# [Instructions to follow]
Read the lines below. Copy out any that hold the string "생산지수".

# [Raw data]

____________

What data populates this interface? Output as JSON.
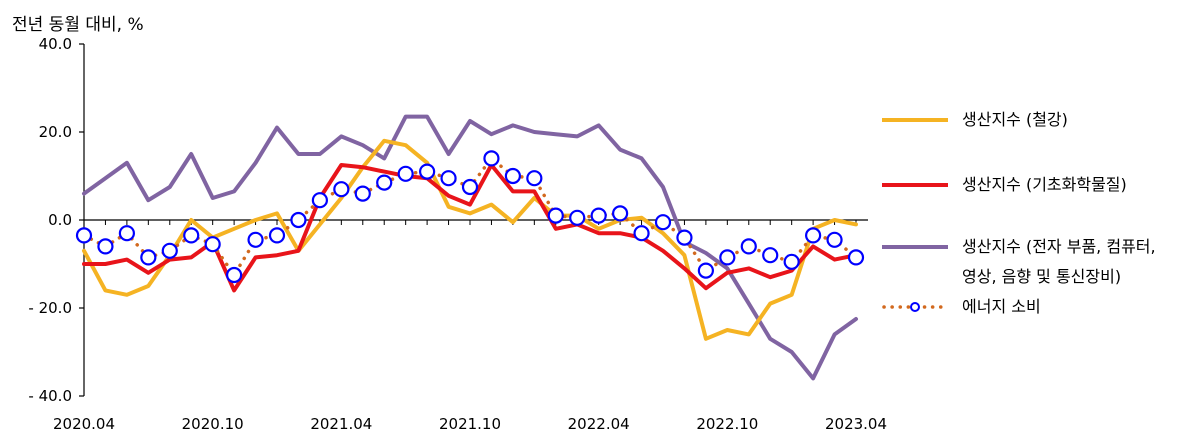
{
  "chart_data": {
    "type": "line",
    "title": "",
    "ylabel": "전년 동월 대비, %",
    "ylim": [
      -40,
      40
    ],
    "yticks": [
      40,
      20,
      0,
      -20,
      -40
    ],
    "ytick_labels": [
      "40.0",
      "20.0",
      "0.0",
      "- 20.0",
      "- 40.0"
    ],
    "x": [
      "2020.04",
      "2020.05",
      "2020.06",
      "2020.07",
      "2020.08",
      "2020.09",
      "2020.10",
      "2020.11",
      "2020.12",
      "2021.01",
      "2021.02",
      "2021.03",
      "2021.04",
      "2021.05",
      "2021.06",
      "2021.07",
      "2021.08",
      "2021.09",
      "2021.10",
      "2021.11",
      "2021.12",
      "2022.01",
      "2022.02",
      "2022.03",
      "2022.04",
      "2022.05",
      "2022.06",
      "2022.07",
      "2022.08",
      "2022.09",
      "2022.10",
      "2022.11",
      "2022.12",
      "2023.01",
      "2023.02",
      "2023.03",
      "2023.04"
    ],
    "xtick_labels": [
      "2020.04",
      "2020.10",
      "2021.04",
      "2021.10",
      "2022.04",
      "2022.10",
      "2023.04"
    ],
    "xtick_index": [
      0,
      6,
      12,
      18,
      24,
      30,
      36
    ],
    "grid": false,
    "legend_position": "right",
    "series": [
      {
        "name": "생산지수 (철강)",
        "color": "#F5B323",
        "style": "solid",
        "values": [
          -7,
          -16,
          -17,
          -15,
          -8,
          0,
          -4,
          -2,
          0,
          1.5,
          -7,
          -1,
          5,
          12,
          18,
          17,
          13,
          3,
          1.5,
          3.5,
          -0.5,
          5,
          1,
          1,
          -2,
          0,
          0.5,
          -3,
          -8,
          -27,
          -25,
          -26,
          -19,
          -17,
          -2,
          0,
          -1
        ]
      },
      {
        "name": "생산지수 (기초화학물질)",
        "color": "#E8141A",
        "style": "solid",
        "values": [
          -10,
          -10,
          -9,
          -12,
          -9,
          -8.5,
          -5,
          -16,
          -8.5,
          -8,
          -7,
          5,
          12.5,
          12,
          11,
          10,
          9.5,
          5.5,
          3.5,
          12.5,
          6.5,
          6.5,
          -2,
          -1,
          -3,
          -3,
          -4,
          -7,
          -11,
          -15.5,
          -12,
          -11,
          -13,
          -11.5,
          -6,
          -9,
          -8
        ]
      },
      {
        "name": "생산지수 (전자 부품, 컴퓨터,\n영상, 음향 및 통신장비)",
        "color": "#8064A2",
        "style": "solid",
        "values": [
          6,
          9.5,
          13,
          4.5,
          7.5,
          15,
          5,
          6.5,
          13,
          21,
          15,
          15,
          19,
          17,
          14,
          23.5,
          23.5,
          15,
          22.5,
          19.5,
          21.5,
          20,
          19.5,
          19,
          21.5,
          16,
          14,
          7.5,
          -5,
          -7.5,
          -11,
          -19,
          -27,
          -30,
          -36,
          -26,
          -22.5
        ]
      },
      {
        "name": "에너지 소비",
        "color": "#D2691E",
        "marker_color": "#0000FF",
        "style": "dotted-markers",
        "values": [
          -3.5,
          -6,
          -3,
          -8.5,
          -7,
          -3.5,
          -5.5,
          -12.5,
          -4.5,
          -3.5,
          0,
          4.5,
          7,
          6,
          8.5,
          10.5,
          11,
          9.5,
          7.5,
          14,
          10,
          9.5,
          1,
          0.5,
          1,
          1.5,
          -3,
          -0.5,
          -4,
          -11.5,
          -8.5,
          -6,
          -8,
          -9.5,
          -3.5,
          -4.5,
          -8.5
        ]
      }
    ]
  }
}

____________

# [Correct answer]
        "name": "생산지수 (철강)",
        "name": "생산지수 (기초화학물질)",
        "name": "생산지수 (전자 부품, 컴퓨터,\n영상, 음향 및 통신장비)",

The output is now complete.